■ SUPPLIED DATA
__________

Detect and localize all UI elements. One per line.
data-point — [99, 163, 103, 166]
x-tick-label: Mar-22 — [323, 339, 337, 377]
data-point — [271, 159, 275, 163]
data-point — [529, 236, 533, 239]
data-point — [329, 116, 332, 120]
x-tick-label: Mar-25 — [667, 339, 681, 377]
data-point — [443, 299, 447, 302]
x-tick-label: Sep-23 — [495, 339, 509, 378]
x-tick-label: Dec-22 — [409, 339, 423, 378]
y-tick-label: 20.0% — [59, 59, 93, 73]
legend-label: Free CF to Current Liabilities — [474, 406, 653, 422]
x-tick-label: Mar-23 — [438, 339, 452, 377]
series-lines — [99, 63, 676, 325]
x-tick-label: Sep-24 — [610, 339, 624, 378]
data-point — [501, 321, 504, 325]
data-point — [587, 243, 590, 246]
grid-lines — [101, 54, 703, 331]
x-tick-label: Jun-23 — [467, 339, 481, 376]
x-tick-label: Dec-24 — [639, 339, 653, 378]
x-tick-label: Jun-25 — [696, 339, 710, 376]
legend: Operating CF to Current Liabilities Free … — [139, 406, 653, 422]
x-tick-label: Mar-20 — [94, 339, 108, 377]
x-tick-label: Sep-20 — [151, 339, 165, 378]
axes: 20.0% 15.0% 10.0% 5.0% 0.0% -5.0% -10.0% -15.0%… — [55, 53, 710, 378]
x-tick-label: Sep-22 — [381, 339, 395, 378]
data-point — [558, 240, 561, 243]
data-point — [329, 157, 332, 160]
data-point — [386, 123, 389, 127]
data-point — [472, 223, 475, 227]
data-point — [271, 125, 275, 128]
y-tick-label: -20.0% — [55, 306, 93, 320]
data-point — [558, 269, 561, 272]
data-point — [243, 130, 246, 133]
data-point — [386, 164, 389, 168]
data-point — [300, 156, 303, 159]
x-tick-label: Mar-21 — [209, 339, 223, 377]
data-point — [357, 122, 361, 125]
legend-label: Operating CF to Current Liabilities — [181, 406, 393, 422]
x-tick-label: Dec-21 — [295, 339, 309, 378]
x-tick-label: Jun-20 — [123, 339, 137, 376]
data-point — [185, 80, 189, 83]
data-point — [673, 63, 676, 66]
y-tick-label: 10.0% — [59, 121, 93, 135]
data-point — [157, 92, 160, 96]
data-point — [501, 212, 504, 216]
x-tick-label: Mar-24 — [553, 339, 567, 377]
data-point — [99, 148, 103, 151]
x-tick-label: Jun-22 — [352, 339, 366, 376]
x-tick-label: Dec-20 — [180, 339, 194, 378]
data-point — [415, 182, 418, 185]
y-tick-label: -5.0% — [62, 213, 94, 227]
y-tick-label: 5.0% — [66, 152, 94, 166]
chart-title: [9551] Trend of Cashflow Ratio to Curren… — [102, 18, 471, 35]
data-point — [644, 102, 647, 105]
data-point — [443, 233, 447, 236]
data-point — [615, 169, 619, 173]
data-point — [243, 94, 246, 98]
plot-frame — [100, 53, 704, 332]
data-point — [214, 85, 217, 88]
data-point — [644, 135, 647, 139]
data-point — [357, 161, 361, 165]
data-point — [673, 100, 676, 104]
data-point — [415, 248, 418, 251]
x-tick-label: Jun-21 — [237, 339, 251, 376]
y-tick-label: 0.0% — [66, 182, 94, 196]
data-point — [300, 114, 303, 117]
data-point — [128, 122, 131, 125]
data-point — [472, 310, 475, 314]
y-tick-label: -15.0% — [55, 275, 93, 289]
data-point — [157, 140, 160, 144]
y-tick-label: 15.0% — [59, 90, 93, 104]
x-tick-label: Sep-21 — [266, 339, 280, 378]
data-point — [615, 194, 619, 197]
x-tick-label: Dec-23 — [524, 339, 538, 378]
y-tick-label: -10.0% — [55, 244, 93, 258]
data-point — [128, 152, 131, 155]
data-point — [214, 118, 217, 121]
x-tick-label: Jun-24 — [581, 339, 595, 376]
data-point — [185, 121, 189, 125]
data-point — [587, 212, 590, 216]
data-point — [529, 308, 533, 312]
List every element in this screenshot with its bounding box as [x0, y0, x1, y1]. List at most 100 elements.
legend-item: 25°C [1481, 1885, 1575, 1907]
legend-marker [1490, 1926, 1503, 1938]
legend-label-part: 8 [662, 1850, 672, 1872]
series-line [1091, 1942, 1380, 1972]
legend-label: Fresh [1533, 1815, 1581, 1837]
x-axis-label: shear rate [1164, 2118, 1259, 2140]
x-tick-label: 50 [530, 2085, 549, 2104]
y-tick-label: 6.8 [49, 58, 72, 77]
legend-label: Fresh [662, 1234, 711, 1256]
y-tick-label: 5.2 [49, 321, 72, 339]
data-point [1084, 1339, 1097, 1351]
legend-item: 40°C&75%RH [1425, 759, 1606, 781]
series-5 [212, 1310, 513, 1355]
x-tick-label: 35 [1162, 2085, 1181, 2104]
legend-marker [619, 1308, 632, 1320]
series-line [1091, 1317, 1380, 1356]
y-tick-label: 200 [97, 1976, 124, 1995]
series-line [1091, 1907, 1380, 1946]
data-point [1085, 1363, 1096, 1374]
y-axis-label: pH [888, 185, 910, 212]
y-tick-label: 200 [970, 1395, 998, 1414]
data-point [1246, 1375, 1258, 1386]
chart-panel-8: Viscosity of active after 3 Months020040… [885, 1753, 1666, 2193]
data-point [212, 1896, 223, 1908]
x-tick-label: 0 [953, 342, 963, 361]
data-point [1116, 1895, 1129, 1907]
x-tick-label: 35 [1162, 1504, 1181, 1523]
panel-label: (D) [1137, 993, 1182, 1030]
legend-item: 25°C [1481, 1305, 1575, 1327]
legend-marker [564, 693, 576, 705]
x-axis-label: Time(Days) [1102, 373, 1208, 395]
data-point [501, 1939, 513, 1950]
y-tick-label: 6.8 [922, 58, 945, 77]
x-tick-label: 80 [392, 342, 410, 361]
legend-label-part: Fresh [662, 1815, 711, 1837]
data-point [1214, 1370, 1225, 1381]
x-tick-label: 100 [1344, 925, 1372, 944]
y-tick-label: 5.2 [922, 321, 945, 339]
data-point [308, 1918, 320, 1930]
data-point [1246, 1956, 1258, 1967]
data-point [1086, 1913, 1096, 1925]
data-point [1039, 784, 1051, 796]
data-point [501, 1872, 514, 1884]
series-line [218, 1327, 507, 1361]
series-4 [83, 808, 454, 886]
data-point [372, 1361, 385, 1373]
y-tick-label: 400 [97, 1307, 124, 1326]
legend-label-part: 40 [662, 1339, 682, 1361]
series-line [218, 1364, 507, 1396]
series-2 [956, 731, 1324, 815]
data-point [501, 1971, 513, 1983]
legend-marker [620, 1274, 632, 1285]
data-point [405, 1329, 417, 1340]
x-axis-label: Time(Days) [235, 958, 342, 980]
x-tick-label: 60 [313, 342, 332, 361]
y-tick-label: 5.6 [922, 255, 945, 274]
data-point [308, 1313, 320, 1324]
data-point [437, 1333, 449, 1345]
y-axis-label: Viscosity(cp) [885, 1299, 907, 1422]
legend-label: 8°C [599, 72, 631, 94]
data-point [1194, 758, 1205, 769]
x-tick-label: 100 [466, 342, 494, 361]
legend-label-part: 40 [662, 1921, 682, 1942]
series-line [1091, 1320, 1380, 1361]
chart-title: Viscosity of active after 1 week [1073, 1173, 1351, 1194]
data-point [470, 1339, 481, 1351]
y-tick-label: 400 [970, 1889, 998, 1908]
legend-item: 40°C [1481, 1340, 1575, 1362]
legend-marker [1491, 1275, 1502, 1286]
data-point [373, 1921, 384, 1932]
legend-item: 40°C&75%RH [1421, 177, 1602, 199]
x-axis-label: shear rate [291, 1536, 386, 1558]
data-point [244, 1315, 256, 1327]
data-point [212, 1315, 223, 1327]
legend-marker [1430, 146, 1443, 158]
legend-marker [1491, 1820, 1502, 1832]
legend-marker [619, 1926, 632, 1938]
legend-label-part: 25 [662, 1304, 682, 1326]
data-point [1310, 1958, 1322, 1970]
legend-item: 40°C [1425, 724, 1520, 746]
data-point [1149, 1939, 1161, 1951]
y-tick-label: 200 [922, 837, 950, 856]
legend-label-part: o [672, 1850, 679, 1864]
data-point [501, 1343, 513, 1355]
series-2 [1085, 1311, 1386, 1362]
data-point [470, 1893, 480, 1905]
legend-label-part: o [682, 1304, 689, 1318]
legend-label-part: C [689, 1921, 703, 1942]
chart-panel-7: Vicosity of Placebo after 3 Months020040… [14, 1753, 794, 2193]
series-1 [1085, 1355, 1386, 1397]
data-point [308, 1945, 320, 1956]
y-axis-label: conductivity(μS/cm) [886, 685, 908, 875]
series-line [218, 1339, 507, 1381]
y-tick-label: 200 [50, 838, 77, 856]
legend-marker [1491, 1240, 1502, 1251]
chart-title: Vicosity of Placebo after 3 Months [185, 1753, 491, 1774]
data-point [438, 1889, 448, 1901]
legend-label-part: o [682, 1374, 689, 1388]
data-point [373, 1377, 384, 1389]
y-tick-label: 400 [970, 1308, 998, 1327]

__________

■ DIRECTION
Change every "data-point" to "point-marker" in the items from the first line up to and including the line with "x-tick-label: Dec-24 — [639, 339, 653, 378]", and give those lines again with nothing else altered.

■ IN RESPONSE
Detect and localize all UI elements. One per line.
point-marker — [99, 163, 103, 166]
x-tick-label: Mar-22 — [323, 339, 337, 377]
point-marker — [271, 159, 275, 163]
point-marker — [529, 236, 533, 239]
point-marker — [329, 116, 332, 120]
x-tick-label: Mar-25 — [667, 339, 681, 377]
point-marker — [443, 299, 447, 302]
x-tick-label: Sep-23 — [495, 339, 509, 378]
x-tick-label: Dec-22 — [409, 339, 423, 378]
y-tick-label: 20.0% — [59, 59, 93, 73]
legend-label: Free CF to Current Liabilities — [474, 406, 653, 422]
x-tick-label: Mar-23 — [438, 339, 452, 377]
series-lines — [99, 63, 676, 325]
x-tick-label: Sep-24 — [610, 339, 624, 378]
point-marker — [501, 321, 504, 325]
point-marker — [587, 243, 590, 246]
grid-lines — [101, 54, 703, 331]
x-tick-label: Jun-23 — [467, 339, 481, 376]
x-tick-label: Dec-24 — [639, 339, 653, 378]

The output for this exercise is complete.